Task goal:
Reproduce each line bearing the word "name".

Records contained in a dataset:
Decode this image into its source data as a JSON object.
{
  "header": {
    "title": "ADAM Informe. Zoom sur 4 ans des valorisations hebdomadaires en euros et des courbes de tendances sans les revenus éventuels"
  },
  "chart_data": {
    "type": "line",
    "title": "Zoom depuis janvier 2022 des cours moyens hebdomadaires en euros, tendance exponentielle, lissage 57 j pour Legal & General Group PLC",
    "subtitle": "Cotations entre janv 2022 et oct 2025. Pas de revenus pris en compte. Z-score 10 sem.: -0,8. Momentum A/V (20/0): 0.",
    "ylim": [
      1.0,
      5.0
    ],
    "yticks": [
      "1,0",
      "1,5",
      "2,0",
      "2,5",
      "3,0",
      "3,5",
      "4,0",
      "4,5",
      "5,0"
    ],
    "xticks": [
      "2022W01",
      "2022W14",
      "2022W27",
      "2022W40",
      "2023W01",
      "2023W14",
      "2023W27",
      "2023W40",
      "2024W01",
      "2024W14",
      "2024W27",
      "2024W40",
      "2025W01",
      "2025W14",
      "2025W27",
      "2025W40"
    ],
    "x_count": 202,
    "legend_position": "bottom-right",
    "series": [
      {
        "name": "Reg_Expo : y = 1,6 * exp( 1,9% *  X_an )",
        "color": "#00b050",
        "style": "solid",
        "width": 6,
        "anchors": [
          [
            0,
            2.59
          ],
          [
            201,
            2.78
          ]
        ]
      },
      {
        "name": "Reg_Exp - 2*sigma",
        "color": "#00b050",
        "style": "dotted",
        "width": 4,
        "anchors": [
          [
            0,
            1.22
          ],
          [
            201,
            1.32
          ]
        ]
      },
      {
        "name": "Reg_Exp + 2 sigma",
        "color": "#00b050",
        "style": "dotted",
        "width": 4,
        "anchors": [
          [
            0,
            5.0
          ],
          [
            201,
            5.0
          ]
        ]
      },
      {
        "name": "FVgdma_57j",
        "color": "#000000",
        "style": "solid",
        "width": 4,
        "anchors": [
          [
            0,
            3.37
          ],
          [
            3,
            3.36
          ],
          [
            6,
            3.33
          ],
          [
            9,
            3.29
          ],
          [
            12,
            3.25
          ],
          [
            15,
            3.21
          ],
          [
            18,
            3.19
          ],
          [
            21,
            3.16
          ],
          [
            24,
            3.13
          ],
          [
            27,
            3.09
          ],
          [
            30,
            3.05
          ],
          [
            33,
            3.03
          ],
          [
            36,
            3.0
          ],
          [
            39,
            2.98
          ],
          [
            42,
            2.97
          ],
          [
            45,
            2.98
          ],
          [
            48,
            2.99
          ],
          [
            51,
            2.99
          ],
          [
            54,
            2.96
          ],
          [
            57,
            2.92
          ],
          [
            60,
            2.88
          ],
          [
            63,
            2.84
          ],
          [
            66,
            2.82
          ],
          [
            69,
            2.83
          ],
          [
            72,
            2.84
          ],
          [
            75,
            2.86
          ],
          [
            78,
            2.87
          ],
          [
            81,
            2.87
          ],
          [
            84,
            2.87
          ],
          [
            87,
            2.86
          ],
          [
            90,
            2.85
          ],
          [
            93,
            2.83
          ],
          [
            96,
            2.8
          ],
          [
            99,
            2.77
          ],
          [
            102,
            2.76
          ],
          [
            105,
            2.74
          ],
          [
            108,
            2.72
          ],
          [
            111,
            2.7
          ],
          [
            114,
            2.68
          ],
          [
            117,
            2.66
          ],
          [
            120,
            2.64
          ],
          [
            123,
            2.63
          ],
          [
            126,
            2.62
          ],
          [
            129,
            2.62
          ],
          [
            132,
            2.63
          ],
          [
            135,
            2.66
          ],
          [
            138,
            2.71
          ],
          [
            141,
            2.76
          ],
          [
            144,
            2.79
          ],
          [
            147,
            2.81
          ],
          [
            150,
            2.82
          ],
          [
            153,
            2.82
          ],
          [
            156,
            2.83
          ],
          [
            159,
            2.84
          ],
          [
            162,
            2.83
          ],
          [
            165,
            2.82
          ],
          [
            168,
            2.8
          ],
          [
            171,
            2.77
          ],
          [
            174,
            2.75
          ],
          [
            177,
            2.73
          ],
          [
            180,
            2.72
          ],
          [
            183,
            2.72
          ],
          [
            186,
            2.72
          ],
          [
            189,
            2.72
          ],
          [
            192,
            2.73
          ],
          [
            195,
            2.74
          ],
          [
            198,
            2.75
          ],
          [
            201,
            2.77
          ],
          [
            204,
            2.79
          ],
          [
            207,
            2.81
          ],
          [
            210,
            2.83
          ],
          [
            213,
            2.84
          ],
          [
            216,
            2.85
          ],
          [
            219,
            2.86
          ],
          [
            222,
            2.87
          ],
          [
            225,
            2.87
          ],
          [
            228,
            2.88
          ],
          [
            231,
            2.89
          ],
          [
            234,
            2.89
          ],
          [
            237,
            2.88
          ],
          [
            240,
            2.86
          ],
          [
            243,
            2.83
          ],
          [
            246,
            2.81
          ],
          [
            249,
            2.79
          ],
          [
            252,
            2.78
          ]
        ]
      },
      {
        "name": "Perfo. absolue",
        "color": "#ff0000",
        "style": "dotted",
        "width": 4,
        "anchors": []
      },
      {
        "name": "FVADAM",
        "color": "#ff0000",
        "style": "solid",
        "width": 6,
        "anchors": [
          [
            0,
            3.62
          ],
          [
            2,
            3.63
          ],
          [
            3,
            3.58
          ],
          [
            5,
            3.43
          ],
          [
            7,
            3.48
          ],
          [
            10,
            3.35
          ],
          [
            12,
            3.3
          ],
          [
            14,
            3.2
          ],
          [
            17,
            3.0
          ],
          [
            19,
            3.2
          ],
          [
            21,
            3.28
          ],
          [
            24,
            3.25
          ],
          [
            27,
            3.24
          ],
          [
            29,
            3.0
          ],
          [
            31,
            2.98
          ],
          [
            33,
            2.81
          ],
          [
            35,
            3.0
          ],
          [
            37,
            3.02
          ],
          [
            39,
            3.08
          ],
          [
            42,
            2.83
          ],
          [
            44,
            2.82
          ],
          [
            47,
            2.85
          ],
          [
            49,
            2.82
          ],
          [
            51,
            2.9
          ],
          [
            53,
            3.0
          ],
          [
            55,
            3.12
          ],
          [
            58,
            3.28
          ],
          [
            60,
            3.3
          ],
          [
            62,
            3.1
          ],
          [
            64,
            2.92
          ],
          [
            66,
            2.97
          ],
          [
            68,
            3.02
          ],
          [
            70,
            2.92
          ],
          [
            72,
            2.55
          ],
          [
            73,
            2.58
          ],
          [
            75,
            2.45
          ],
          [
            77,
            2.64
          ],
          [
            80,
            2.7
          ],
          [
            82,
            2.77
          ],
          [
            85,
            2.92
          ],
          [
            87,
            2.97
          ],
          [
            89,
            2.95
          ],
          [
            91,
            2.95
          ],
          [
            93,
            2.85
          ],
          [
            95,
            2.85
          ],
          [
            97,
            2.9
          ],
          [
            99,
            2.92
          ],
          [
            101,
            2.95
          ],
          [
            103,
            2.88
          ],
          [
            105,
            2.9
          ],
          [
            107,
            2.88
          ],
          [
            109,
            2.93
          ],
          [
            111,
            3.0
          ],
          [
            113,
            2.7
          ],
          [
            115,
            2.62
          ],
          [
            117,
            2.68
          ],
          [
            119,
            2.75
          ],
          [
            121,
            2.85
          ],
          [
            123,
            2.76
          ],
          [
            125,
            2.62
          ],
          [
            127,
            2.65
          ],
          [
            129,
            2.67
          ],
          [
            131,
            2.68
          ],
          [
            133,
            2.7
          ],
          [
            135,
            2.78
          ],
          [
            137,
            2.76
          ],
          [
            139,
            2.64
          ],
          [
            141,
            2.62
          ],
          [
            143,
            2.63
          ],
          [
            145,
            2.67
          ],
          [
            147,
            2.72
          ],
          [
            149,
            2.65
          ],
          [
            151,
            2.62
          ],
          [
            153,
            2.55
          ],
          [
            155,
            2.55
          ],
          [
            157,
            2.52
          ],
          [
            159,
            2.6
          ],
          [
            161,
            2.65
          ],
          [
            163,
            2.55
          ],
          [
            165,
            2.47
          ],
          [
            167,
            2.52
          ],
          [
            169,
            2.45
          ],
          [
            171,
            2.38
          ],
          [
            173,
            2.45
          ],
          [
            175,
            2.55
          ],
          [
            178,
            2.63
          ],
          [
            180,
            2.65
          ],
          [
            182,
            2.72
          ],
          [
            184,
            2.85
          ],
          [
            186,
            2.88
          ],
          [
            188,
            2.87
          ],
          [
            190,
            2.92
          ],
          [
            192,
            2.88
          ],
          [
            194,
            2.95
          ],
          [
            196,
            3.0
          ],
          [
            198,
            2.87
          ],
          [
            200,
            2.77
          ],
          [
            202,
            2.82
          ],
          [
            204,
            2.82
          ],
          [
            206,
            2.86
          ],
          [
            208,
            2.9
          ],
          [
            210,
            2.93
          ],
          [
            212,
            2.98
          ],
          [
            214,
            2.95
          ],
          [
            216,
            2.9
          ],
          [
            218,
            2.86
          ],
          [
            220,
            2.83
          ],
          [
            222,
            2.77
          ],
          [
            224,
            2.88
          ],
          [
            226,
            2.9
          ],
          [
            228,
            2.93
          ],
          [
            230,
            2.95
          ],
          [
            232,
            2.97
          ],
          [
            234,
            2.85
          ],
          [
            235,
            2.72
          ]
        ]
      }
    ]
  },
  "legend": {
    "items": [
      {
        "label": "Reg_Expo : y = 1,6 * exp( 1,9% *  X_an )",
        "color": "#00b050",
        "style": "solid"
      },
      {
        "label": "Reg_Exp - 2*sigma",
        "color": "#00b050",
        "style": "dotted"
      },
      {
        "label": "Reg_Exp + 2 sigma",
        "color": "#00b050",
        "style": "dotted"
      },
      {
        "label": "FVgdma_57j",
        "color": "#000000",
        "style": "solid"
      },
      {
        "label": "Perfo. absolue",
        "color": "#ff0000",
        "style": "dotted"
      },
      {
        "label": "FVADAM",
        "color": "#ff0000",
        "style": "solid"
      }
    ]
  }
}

Exercise answer:
        "name": "Reg_Expo : y = 1,6 * exp( 1,9% *  X_an )",
        "name": "Reg_Exp - 2*sigma",
        "name": "Reg_Exp + 2 sigma",
        "name": "FVgdma_57j",
        "name": "Perfo. absolue",
        "name": "FVADAM",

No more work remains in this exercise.